Data entries:
BEGIN

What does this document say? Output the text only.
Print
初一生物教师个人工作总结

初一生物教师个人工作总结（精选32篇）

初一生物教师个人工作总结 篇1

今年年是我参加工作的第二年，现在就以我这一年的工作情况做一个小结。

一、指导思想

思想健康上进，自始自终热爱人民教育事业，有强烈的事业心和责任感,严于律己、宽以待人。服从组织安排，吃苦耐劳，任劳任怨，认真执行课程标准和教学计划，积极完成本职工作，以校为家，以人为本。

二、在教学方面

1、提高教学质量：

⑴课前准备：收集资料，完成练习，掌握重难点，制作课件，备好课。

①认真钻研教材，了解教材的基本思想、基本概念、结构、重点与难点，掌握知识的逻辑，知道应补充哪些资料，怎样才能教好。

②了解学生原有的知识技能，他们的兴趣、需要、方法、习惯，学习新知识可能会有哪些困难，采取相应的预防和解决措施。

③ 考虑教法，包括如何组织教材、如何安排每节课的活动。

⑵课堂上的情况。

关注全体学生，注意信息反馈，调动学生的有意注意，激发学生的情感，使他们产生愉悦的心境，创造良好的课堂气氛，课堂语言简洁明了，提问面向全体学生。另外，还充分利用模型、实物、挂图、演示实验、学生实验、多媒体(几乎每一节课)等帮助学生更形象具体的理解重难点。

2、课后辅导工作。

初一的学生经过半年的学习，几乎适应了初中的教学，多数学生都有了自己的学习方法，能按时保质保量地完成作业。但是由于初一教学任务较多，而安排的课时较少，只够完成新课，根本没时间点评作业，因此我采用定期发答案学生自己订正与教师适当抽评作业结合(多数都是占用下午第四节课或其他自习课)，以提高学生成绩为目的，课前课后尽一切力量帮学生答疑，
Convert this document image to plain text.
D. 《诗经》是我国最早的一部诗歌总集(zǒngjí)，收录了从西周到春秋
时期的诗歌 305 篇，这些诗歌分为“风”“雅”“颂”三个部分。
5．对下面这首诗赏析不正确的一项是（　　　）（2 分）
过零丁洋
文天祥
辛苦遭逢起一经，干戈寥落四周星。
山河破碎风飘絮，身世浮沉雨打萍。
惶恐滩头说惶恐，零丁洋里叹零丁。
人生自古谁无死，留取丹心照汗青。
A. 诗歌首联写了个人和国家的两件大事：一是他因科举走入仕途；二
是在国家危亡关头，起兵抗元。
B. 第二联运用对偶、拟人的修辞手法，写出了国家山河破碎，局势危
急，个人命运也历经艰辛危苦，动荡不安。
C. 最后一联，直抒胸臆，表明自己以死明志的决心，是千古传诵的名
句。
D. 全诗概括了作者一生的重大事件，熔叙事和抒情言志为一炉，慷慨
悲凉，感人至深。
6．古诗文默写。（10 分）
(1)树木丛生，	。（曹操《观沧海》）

END

■ **YOUR TASK**
Nothing should be left out: return all of the records exactly.

■ **TASK SOLUTION**
What does this document say? Output the text only.
Print
初一生物教师个人工作总结

初一生物教师个人工作总结（精选32篇）

初一生物教师个人工作总结 篇1

今年年是我参加工作的第二年，现在就以我这一年的工作情况做一个小结。

一、指导思想

思想健康上进，自始自终热爱人民教育事业，有强烈的事业心和责任感,严于律己、宽以待人。服从组织安排，吃苦耐劳，任劳任怨，认真执行课程标准和教学计划，积极完成本职工作，以校为家，以人为本。

二、在教学方面

1、提高教学质量：

⑴课前准备：收集资料，完成练习，掌握重难点，制作课件，备好课。

①认真钻研教材，了解教材的基本思想、基本概念、结构、重点与难点，掌握知识的逻辑，知道应补充哪些资料，怎样才能教好。

②了解学生原有的知识技能，他们的兴趣、需要、方法、习惯，学习新知识可能会有哪些困难，采取相应的预防和解决措施。

③ 考虑教法，包括如何组织教材、如何安排每节课的活动。

⑵课堂上的情况。

关注全体学生，注意信息反馈，调动学生的有意注意，激发学生的情感，使他们产生愉悦的心境，创造良好的课堂气氛，课堂语言简洁明了，提问面向全体学生。另外，还充分利用模型、实物、挂图、演示实验、学生实验、多媒体(几乎每一节课)等帮助学生更形象具体的理解重难点。

2、课后辅导工作。

初一的学生经过半年的学习，几乎适应了初中的教学，多数学生都有了自己的学习方法，能按时保质保量地完成作业。但是由于初一教学任务较多，而安排的课时较少，只够完成新课，根本没时间点评作业，因此我采用定期发答案学生自己订正与教师适当抽评作业结合(多数都是占用下午第四节课或其他自习课)，以提高学生成绩为目的，课前课后尽一切力量帮学生答疑，
Convert this document image to plain text.
D. 《诗经》是我国最早的一部诗歌总集(zǒngjí)，收录了从西周到春秋
时期的诗歌 305 篇，这些诗歌分为“风”“雅”“颂”三个部分。
5．对下面这首诗赏析不正确的一项是（　　　）（2 分）
过零丁洋
文天祥
辛苦遭逢起一经，干戈寥落四周星。
山河破碎风飘絮，身世浮沉雨打萍。
惶恐滩头说惶恐，零丁洋里叹零丁。
人生自古谁无死，留取丹心照汗青。
A. 诗歌首联写了个人和国家的两件大事：一是他因科举走入仕途；二
是在国家危亡关头，起兵抗元。
B. 第二联运用对偶、拟人的修辞手法，写出了国家山河破碎，局势危
急，个人命运也历经艰辛危苦，动荡不安。
C. 最后一联，直抒胸臆，表明自己以死明志的决心，是千古传诵的名
句。
D. 全诗概括了作者一生的重大事件，熔叙事和抒情言志为一炉，慷慨
悲凉，感人至深。
6．古诗文默写。（10 分）
(1)树木丛生，	。（曹操《观沧海》）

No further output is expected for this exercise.